____ EXERCISE MATERIAL
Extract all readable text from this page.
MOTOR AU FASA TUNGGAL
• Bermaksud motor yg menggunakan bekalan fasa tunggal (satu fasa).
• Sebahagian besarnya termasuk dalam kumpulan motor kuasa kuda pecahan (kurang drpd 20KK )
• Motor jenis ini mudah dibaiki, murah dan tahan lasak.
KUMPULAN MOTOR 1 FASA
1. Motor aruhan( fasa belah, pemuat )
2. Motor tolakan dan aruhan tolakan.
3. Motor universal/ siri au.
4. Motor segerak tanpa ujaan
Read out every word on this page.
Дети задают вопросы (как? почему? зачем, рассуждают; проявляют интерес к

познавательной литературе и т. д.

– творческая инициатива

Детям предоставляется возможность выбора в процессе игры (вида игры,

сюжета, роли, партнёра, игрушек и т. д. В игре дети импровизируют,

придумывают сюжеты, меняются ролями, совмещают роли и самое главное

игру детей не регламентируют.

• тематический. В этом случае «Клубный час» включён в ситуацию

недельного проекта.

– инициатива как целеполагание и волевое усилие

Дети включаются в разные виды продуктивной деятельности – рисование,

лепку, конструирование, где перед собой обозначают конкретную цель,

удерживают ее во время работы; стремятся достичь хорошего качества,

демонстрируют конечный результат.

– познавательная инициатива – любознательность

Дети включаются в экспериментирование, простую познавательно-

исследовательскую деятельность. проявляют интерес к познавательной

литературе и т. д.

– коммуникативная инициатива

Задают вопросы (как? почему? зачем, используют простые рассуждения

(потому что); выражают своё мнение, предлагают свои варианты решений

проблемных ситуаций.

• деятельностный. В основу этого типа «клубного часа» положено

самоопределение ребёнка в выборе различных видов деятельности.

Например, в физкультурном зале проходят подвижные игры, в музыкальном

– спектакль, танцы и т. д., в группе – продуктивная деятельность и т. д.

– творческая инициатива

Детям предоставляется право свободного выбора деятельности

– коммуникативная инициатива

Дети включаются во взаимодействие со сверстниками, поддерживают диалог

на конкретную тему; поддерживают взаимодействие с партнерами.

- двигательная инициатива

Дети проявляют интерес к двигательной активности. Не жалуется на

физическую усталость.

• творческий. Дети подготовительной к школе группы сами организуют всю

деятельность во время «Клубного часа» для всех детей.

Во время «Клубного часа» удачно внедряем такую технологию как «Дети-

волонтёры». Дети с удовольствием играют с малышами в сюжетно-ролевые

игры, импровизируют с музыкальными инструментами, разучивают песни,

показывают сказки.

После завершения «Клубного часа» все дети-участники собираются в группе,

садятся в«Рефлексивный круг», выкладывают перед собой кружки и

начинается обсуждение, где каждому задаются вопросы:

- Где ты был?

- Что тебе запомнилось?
________
### WRITTEN PROBLEM
Please restate the whole listing word for word.

### RESPONSE TO THIS TASK
Extract all readable text from this page.
MOTOR AU FASA TUNGGAL
• Bermaksud motor yg menggunakan bekalan fasa tunggal (satu fasa).
• Sebahagian besarnya termasuk dalam kumpulan motor kuasa kuda pecahan (kurang drpd 20KK )
• Motor jenis ini mudah dibaiki, murah dan tahan lasak.
KUMPULAN MOTOR 1 FASA
1. Motor aruhan( fasa belah, pemuat )
2. Motor tolakan dan aruhan tolakan.
3. Motor universal/ siri au.
4. Motor segerak tanpa ujaan
Read out every word on this page.
Дети задают вопросы (как? почему? зачем, рассуждают; проявляют интерес к

познавательной литературе и т. д.

– творческая инициатива

Детям предоставляется возможность выбора в процессе игры (вида игры,

сюжета, роли, партнёра, игрушек и т. д. В игре дети импровизируют,

придумывают сюжеты, меняются ролями, совмещают роли и самое главное

игру детей не регламентируют.

• тематический. В этом случае «Клубный час» включён в ситуацию

недельного проекта.

– инициатива как целеполагание и волевое усилие

Дети включаются в разные виды продуктивной деятельности – рисование,

лепку, конструирование, где перед собой обозначают конкретную цель,

удерживают ее во время работы; стремятся достичь хорошего качества,

демонстрируют конечный результат.

– познавательная инициатива – любознательность

Дети включаются в экспериментирование, простую познавательно-

исследовательскую деятельность. проявляют интерес к познавательной

литературе и т. д.

– коммуникативная инициатива

Задают вопросы (как? почему? зачем, используют простые рассуждения

(потому что); выражают своё мнение, предлагают свои варианты решений

проблемных ситуаций.

• деятельностный. В основу этого типа «клубного часа» положено

самоопределение ребёнка в выборе различных видов деятельности.

Например, в физкультурном зале проходят подвижные игры, в музыкальном

– спектакль, танцы и т. д., в группе – продуктивная деятельность и т. д.

– творческая инициатива

Детям предоставляется право свободного выбора деятельности

– коммуникативная инициатива

Дети включаются во взаимодействие со сверстниками, поддерживают диалог

на конкретную тему; поддерживают взаимодействие с партнерами.

- двигательная инициатива

Дети проявляют интерес к двигательной активности. Не жалуется на

физическую усталость.

• творческий. Дети подготовительной к школе группы сами организуют всю

деятельность во время «Клубного часа» для всех детей.

Во время «Клубного часа» удачно внедряем такую технологию как «Дети-

волонтёры». Дети с удовольствием играют с малышами в сюжетно-ролевые

игры, импровизируют с музыкальными инструментами, разучивают песни,

показывают сказки.

После завершения «Клубного часа» все дети-участники собираются в группе,

садятся в«Рефлексивный круг», выкладывают перед собой кружки и

начинается обсуждение, где каждому задаются вопросы:

- Где ты был?

- Что тебе запомнилось?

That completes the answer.